Exercise task: Reproduce the listing verbatim.

Records for this task:
Begin
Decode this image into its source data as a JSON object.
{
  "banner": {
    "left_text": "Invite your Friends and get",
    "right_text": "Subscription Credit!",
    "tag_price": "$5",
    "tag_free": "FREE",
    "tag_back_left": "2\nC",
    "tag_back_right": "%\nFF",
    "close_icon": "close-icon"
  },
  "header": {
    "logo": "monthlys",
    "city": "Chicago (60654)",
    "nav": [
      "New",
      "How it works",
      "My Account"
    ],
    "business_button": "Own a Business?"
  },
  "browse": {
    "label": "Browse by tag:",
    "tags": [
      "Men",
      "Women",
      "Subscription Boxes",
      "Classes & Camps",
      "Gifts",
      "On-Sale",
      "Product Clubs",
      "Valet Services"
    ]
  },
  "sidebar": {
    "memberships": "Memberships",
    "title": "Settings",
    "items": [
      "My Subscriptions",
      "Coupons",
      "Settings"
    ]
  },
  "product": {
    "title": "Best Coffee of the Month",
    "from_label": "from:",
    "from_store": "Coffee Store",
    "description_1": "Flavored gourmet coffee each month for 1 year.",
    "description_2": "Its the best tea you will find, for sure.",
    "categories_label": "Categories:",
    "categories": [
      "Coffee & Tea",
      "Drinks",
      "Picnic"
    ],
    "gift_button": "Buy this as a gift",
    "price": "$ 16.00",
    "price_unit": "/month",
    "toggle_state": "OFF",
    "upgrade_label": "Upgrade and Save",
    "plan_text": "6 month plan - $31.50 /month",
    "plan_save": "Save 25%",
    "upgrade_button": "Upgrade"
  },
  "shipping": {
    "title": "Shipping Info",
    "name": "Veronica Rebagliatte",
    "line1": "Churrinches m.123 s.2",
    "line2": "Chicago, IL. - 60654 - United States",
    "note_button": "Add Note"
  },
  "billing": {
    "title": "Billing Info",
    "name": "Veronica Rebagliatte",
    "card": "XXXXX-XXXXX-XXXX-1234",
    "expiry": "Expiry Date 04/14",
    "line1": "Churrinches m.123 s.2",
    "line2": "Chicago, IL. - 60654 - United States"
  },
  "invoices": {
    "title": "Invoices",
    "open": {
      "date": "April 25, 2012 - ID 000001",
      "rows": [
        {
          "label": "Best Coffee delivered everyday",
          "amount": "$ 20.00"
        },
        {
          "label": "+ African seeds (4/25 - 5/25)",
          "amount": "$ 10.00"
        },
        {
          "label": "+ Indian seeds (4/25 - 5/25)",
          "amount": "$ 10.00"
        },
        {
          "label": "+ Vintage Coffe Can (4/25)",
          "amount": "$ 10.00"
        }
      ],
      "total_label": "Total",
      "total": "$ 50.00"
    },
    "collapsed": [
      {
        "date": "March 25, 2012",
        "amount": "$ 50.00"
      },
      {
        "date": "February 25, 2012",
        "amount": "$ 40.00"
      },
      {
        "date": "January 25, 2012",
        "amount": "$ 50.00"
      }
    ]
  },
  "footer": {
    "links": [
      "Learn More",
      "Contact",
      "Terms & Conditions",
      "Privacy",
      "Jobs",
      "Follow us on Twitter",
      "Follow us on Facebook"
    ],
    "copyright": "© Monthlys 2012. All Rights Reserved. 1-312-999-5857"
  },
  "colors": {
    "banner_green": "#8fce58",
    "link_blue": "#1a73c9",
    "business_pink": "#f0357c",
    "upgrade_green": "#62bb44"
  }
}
End
Exercise solution:
Decode this image into its source data as a JSON object.
{
  "banner": {
    "left_text": "Invite your Friends and get",
    "right_text": "Subscription Credit!",
    "tag_price": "$5",
    "tag_free": "FREE",
    "tag_back_left": "2\nC",
    "tag_back_right": "%\nFF",
    "close_icon": "close-icon"
  },
  "header": {
    "logo": "monthlys",
    "city": "Chicago (60654)",
    "nav": [
      "New",
      "How it works",
      "My Account"
    ],
    "business_button": "Own a Business?"
  },
  "browse": {
    "label": "Browse by tag:",
    "tags": [
      "Men",
      "Women",
      "Subscription Boxes",
      "Classes & Camps",
      "Gifts",
      "On-Sale",
      "Product Clubs",
      "Valet Services"
    ]
  },
  "sidebar": {
    "memberships": "Memberships",
    "title": "Settings",
    "items": [
      "My Subscriptions",
      "Coupons",
      "Settings"
    ]
  },
  "product": {
    "title": "Best Coffee of the Month",
    "from_label": "from:",
    "from_store": "Coffee Store",
    "description_1": "Flavored gourmet coffee each month for 1 year.",
    "description_2": "Its the best tea you will find, for sure.",
    "categories_label": "Categories:",
    "categories": [
      "Coffee & Tea",
      "Drinks",
      "Picnic"
    ],
    "gift_button": "Buy this as a gift",
    "price": "$ 16.00",
    "price_unit": "/month",
    "toggle_state": "OFF",
    "upgrade_label": "Upgrade and Save",
    "plan_text": "6 month plan - $31.50 /month",
    "plan_save": "Save 25%",
    "upgrade_button": "Upgrade"
  },
  "shipping": {
    "title": "Shipping Info",
    "name": "Veronica Rebagliatte",
    "line1": "Churrinches m.123 s.2",
    "line2": "Chicago, IL. - 60654 - United States",
    "note_button": "Add Note"
  },
  "billing": {
    "title": "Billing Info",
    "name": "Veronica Rebagliatte",
    "card": "XXXXX-XXXXX-XXXX-1234",
    "expiry": "Expiry Date 04/14",
    "line1": "Churrinches m.123 s.2",
    "line2": "Chicago, IL. - 60654 - United States"
  },
  "invoices": {
    "title": "Invoices",
    "open": {
      "date": "April 25, 2012 - ID 000001",
      "rows": [
        {
          "label": "Best Coffee delivered everyday",
          "amount": "$ 20.00"
        },
        {
          "label": "+ African seeds (4/25 - 5/25)",
          "amount": "$ 10.00"
        },
        {
          "label": "+ Indian seeds (4/25 - 5/25)",
          "amount": "$ 10.00"
        },
        {
          "label": "+ Vintage Coffe Can (4/25)",
          "amount": "$ 10.00"
        }
      ],
      "total_label": "Total",
      "total": "$ 50.00"
    },
    "collapsed": [
      {
        "date": "March 25, 2012",
        "amount": "$ 50.00"
      },
      {
        "date": "February 25, 2012",
        "amount": "$ 40.00"
      },
      {
        "date": "January 25, 2012",
        "amount": "$ 50.00"
      }
    ]
  },
  "footer": {
    "links": [
      "Learn More",
      "Contact",
      "Terms & Conditions",
      "Privacy",
      "Jobs",
      "Follow us on Twitter",
      "Follow us on Facebook"
    ],
    "copyright": "© Monthlys 2012. All Rights Reserved. 1-312-999-5857"
  },
  "colors": {
    "banner_green": "#8fce58",
    "link_blue": "#1a73c9",
    "business_pink": "#f0357c",
    "upgrade_green": "#62bb44"
  }
}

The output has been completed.